[正文节选]

----------------------------------------

因病致死,病氣、屍氣混合不正之氣,斯為疫矣。所以饑饉兵凶之際,疫病盛行,大率春夏之交為甚。蓋溫暑濕熱之氣,交結互蒸,人在其中,無隙可避。病者當之,魄汗淋漓。一人病氣,足充一室,況於沿門闔境。種種惡穢,人受之者,親上親下,病從其類,有必然之勢。

如世俗所稱「大頭瘟」者,頭面、腮頤腫如瓜瓠者是也;所稱「蝦蟆瘟」者,喉痹失音,頸筋脹大者是也;所稱「瓜瓤瘟」者,胸高脅起,嘔汁如血者是也;所稱「疙瘩瘟」者,遍身紅腫,發塊如瘤者是也;所稱「絞腸瘟」者,腹鳴乾嘔,水瀉不通者是也;所稱「軟腳瘟」者,便清瀉白,足重難移者是也;小兒痘瘡尤多。

以上疫證,不明治法,咸委劫運,良可傷悼!大率溫、疫、痘、疹,古昔無傳,予幸微窺仲景一斑。其《脈法篇》云:寸口脈陰陽俱緊者,至臍築湫痛,命將難全。凡二百六十九字,闡發奧理,全非傷寒中所有事,乃論疫邪從入之門,變病之總。篇中大意,謂人之鼻氣通於天,故陽中霧露之邪者,為清邪,從鼻息而上入於陽,入則發熱頭痛,項強頸攣,正與俗稱大頭瘟、蝦蟆瘟之說符也。

----------------------------------------

[数据摘录]
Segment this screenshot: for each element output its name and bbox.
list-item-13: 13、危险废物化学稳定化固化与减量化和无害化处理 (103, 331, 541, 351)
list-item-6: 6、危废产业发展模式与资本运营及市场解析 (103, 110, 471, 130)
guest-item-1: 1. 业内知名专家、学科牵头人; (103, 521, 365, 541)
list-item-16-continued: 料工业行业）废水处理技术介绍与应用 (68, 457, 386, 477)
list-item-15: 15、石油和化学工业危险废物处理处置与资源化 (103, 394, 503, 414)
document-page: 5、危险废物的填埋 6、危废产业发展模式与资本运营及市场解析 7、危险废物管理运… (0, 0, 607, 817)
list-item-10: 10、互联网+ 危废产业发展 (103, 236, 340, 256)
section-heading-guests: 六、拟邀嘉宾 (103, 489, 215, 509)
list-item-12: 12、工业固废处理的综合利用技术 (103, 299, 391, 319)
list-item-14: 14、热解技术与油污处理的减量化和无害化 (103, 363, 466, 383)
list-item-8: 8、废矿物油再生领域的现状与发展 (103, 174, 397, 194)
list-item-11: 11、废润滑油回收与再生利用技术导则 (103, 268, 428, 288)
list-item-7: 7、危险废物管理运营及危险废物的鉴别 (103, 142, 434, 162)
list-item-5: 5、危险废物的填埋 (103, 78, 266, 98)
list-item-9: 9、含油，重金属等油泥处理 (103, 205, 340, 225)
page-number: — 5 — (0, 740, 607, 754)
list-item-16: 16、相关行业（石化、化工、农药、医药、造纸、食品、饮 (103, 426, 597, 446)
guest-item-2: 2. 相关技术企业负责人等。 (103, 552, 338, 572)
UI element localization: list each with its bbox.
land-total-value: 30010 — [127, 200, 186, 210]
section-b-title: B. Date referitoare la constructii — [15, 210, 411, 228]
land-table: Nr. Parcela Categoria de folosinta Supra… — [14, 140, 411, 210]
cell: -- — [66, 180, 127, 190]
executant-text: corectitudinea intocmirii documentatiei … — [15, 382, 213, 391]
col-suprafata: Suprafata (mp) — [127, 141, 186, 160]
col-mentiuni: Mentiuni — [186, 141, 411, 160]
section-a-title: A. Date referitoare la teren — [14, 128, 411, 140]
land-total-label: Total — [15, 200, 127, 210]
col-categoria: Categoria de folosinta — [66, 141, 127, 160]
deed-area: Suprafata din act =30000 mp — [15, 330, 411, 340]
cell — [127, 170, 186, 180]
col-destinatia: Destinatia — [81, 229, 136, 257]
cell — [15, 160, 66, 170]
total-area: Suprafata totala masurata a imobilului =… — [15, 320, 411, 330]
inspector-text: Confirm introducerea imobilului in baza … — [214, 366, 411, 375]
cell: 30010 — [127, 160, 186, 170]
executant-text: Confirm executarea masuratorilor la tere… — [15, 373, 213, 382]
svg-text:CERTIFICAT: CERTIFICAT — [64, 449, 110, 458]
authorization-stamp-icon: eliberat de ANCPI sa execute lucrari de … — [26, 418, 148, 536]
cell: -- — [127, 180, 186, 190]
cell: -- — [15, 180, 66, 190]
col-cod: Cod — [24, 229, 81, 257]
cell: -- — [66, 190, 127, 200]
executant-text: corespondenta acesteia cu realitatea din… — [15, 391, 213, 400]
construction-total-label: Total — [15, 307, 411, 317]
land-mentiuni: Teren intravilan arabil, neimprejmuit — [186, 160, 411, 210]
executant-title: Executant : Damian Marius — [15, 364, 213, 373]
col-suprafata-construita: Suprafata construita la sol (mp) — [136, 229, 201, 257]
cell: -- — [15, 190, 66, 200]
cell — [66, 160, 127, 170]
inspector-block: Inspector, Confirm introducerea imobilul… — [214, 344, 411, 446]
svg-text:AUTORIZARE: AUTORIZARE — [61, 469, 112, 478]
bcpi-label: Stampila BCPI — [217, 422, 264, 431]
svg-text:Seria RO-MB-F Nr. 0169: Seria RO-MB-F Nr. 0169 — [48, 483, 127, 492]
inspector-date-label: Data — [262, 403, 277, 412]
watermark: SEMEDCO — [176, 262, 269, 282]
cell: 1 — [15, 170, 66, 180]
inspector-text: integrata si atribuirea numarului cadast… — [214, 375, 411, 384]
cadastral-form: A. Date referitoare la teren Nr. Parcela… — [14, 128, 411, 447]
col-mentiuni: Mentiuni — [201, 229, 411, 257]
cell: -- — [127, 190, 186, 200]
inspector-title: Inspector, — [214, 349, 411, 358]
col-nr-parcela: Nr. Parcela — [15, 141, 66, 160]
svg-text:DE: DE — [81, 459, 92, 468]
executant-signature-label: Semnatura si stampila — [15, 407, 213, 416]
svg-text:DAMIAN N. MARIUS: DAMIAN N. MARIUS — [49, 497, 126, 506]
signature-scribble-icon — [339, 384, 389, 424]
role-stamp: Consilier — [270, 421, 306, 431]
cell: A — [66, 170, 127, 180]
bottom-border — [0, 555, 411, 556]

----------------------------------------

[任务要求]
**A)** 按正文节选所述,俗称“軟腳瘟”的病有哪些症状?
**B)** 请逐字照抄正文节选中从“如世俗所稱「大頭瘟」者,頭面”起、到“俗稱大頭瘟、蝦蟆瘟之說符也。”为止的文字,“俗稱大頭瘟、蝦蟆瘟之說符也。”本身也要包括在内。
作答时只以正文节选为据。

[答案列表]
**A)** 便清瀉白,足重難移。

**B)**
如世俗所稱「大頭瘟」者,頭面、腮頤腫如瓜瓠者是也;所稱「蝦蟆瘟」者,喉痹失音,頸筋脹大者是也;所稱「瓜瓤瘟」者,胸高脅起,嘔汁如血者是也;所稱「疙瘩瘟」者,遍身紅腫,發塊如瘤者是也;所稱「絞腸瘟」者,腹鳴乾嘔,水瀉不通者是也;所稱「軟腳瘟」者,便清瀉白,足重難移者是也;小兒痘瘡尤多。

以上疫證,不明治法,咸委劫運,良可傷悼!大率溫、疫、痘、疹,古昔無傳,予幸微窺仲景一斑。其《脈法篇》云:寸口脈陰陽俱緊者,至臍築湫痛,命將難全。凡二百六十九字,闡發奧理,全非傷寒中所有事,乃論疫邪從入之門,變病之總。篇中大意,謂人之鼻氣通於天,故陽中霧露之邪者,為清邪,從鼻息而上入於陽,入則發熱頭痛,項強頸攣,正與俗稱大頭瘟、蝦蟆瘟之說符也。